PROBLEM TO SOLVE –
Write out the lines of the data below as a numbered list, starting at the first line and ending at the line that contains "auth-tabs: Login Signup", with both ends included. Leave out any blank lines.

LISTED ENTRIES –
+++++

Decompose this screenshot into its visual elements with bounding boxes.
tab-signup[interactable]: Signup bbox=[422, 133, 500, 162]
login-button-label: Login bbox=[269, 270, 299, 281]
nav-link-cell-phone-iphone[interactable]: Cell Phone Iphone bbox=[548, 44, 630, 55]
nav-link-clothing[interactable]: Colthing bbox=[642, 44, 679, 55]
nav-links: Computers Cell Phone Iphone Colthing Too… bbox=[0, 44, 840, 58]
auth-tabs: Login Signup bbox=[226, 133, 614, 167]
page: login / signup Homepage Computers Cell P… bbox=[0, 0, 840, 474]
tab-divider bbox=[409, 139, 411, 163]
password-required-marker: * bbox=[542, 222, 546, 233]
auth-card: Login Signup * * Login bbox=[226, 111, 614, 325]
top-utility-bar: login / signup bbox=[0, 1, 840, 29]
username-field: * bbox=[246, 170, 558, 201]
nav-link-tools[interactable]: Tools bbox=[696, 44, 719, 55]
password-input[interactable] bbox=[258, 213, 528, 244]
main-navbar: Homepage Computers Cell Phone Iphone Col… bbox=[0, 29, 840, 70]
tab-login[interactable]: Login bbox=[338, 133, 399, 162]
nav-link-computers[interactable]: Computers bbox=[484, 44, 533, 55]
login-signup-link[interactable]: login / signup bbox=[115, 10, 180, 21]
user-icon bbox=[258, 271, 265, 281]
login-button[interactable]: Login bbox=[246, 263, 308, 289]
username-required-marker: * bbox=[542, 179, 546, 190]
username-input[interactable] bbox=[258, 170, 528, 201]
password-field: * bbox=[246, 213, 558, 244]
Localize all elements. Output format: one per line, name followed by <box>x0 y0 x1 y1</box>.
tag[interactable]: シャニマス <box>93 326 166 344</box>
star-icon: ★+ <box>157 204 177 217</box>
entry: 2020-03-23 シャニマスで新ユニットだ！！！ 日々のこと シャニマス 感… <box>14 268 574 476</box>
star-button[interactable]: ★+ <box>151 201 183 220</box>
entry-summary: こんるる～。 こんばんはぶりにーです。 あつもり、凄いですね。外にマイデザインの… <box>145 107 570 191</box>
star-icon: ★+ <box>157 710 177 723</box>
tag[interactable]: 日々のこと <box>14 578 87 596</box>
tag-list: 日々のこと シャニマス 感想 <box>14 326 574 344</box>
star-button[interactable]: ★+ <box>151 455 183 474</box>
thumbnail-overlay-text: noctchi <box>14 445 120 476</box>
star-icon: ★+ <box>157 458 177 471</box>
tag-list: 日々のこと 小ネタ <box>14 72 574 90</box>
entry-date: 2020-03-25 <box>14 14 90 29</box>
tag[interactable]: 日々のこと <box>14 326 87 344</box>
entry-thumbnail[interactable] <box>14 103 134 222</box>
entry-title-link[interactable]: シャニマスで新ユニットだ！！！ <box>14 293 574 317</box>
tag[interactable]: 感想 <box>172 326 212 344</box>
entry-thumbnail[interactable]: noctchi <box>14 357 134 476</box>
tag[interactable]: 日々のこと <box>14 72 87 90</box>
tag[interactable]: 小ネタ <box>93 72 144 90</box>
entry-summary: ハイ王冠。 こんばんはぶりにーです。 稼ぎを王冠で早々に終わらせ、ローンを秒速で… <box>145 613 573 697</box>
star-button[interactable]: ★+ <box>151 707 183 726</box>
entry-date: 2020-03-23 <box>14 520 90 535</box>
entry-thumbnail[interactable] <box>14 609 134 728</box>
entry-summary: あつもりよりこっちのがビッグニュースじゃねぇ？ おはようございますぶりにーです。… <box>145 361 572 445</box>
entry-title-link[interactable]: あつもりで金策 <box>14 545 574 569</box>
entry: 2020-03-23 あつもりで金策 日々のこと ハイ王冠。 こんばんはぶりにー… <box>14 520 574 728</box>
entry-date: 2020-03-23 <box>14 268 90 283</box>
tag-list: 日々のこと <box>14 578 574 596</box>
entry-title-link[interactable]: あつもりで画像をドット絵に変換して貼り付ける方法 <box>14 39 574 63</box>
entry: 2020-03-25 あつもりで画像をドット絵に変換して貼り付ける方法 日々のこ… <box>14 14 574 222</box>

+++++

COMPLETE ANSWER –
1. Decompose this screenshot into its visual elements with bounding boxes.
2. tab-signup[interactable]: Signup bbox=[422, 133, 500, 162]
3. login-button-label: Login bbox=[269, 270, 299, 281]
4. nav-link-cell-phone-iphone[interactable]: Cell Phone Iphone bbox=[548, 44, 630, 55]
5. nav-link-clothing[interactable]: Colthing bbox=[642, 44, 679, 55]
6. nav-links: Computers Cell Phone Iphone Colthing Too… bbox=[0, 44, 840, 58]
7. auth-tabs: Login Signup bbox=[226, 133, 614, 167]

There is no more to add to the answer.